Part of a data file
■ ■ ■ ■ ■

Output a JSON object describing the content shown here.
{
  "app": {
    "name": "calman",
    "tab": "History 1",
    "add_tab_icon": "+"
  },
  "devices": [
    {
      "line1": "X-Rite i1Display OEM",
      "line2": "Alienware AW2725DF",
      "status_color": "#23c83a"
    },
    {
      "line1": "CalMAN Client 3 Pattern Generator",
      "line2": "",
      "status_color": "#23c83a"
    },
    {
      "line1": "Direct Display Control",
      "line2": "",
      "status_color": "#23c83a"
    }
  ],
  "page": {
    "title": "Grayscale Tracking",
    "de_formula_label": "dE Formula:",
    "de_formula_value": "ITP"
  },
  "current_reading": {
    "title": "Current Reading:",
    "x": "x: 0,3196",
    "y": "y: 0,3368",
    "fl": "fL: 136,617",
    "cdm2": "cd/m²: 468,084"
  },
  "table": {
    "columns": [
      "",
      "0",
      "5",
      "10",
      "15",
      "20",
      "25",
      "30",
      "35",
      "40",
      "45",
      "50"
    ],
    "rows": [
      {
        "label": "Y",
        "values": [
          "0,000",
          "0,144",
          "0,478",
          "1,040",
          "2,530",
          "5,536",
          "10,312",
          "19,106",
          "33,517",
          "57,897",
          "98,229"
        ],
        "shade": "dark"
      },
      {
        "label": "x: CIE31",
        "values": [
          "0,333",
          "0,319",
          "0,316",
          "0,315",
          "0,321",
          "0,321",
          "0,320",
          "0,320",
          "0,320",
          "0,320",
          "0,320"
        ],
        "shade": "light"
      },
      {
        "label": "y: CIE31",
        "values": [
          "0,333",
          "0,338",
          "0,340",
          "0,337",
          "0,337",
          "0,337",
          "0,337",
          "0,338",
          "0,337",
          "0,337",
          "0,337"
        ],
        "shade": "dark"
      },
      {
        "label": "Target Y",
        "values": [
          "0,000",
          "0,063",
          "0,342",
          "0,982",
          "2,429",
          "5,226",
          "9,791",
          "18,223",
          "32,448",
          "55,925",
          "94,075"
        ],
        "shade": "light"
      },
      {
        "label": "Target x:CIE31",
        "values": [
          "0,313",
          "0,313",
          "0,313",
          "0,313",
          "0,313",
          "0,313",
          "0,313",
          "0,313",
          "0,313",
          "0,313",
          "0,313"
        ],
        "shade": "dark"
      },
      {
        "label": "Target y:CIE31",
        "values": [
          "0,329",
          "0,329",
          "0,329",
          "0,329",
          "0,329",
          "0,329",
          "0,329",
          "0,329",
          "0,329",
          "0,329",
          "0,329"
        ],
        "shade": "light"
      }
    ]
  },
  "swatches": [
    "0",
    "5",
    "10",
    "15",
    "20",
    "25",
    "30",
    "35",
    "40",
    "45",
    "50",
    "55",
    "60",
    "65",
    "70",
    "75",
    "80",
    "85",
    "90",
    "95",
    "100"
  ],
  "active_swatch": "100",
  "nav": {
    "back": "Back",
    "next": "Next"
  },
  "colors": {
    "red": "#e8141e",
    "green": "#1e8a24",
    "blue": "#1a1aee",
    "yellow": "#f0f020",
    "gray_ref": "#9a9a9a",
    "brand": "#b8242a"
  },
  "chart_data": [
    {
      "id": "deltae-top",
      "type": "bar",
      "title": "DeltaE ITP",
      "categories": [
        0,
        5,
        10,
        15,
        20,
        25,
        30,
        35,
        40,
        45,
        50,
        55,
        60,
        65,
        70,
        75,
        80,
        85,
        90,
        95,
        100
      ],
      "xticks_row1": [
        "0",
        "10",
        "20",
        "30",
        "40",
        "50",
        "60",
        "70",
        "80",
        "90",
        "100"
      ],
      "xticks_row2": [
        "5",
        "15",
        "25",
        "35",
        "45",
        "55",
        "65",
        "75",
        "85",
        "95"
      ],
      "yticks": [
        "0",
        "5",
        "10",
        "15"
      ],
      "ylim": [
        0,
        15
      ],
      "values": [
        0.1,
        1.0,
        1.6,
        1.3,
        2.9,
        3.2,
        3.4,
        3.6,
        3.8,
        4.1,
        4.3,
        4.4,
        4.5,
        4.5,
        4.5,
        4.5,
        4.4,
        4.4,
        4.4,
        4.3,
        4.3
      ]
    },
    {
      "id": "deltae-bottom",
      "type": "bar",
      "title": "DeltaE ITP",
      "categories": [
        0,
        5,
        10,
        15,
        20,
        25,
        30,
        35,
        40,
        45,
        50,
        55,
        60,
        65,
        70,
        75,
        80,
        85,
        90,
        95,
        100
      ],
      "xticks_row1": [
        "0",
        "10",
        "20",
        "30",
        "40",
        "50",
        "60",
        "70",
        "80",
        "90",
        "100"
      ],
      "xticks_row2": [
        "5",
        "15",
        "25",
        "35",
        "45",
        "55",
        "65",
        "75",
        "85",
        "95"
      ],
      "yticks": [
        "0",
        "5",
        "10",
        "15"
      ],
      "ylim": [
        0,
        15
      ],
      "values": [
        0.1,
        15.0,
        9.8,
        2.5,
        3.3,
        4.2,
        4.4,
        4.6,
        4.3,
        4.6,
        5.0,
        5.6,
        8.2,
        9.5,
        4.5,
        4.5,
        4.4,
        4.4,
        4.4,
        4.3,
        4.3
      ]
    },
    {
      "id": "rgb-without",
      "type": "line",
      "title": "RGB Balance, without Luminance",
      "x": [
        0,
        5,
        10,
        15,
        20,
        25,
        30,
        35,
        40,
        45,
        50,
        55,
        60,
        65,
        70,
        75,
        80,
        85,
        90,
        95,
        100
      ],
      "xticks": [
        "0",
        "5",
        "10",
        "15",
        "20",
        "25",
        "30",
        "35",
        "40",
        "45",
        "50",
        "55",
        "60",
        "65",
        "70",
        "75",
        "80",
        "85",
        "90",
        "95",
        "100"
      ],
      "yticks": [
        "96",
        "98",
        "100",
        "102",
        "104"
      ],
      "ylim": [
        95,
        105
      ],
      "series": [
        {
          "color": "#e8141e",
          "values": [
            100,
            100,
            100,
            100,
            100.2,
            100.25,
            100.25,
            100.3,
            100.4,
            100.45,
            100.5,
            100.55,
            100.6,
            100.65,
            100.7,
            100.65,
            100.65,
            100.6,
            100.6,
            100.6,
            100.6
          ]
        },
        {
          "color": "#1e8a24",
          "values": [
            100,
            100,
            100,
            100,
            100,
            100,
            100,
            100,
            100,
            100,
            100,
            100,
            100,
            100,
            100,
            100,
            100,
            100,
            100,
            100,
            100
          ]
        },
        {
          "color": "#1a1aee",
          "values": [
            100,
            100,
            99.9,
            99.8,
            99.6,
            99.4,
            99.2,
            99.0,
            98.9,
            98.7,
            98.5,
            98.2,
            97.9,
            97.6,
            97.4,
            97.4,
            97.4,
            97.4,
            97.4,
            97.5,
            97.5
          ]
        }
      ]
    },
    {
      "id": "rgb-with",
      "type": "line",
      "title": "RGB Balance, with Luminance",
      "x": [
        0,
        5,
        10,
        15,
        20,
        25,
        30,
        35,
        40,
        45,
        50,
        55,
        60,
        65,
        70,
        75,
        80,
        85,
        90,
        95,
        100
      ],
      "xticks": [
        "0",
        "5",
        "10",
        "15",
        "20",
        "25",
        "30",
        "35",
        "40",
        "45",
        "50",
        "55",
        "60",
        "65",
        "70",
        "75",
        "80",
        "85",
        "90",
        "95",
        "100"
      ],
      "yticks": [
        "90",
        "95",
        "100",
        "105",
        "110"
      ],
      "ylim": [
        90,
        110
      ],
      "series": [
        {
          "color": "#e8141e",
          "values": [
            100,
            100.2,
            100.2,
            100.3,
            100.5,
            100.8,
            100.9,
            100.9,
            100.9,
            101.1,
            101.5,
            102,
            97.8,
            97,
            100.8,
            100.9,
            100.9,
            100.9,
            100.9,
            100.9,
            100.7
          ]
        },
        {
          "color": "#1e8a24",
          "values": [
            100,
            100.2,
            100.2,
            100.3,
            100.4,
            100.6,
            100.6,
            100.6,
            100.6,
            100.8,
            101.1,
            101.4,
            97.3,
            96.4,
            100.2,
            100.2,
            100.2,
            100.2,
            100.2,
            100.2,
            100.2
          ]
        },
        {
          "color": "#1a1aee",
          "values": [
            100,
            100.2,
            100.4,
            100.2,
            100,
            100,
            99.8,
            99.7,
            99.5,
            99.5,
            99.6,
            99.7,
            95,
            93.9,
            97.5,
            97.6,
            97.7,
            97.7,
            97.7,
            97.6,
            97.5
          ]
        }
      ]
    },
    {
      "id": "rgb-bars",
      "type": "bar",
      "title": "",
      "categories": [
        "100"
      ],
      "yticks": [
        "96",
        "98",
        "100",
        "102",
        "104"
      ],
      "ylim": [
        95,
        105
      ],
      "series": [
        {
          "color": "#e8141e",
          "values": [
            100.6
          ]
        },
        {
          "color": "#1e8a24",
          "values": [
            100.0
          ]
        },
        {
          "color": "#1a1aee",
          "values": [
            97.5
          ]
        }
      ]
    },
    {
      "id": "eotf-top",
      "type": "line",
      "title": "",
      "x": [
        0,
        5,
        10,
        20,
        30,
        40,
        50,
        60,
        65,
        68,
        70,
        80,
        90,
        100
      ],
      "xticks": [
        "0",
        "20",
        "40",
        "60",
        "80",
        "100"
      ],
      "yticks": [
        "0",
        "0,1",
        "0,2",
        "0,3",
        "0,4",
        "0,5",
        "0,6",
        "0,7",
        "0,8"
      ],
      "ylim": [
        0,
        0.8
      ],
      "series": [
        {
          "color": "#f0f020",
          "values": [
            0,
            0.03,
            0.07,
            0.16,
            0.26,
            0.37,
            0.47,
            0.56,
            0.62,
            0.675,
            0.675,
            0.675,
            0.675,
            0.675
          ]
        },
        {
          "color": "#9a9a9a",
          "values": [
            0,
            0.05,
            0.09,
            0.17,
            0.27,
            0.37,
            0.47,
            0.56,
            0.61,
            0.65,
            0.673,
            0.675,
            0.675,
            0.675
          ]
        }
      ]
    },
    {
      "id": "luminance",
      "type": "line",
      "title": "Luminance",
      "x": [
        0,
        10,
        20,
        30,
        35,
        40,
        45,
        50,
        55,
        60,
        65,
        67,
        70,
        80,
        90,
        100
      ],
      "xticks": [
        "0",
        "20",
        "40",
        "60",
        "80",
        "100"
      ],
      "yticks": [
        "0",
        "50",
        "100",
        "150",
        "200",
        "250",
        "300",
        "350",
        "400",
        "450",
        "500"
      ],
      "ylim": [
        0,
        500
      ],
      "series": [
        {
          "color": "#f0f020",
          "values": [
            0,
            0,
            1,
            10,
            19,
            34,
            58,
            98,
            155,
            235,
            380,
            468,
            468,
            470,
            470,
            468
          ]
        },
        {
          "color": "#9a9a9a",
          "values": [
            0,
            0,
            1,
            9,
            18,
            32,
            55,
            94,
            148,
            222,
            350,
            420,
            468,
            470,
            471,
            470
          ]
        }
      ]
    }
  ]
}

■ ■ ■ ■ ■

Which lines in the listing above hold the word "Target"? Show each of them.

= Answer to the task =
        "label": "Target Y",
        "label": "Target x:CIE31",
        "label": "Target y:CIE31",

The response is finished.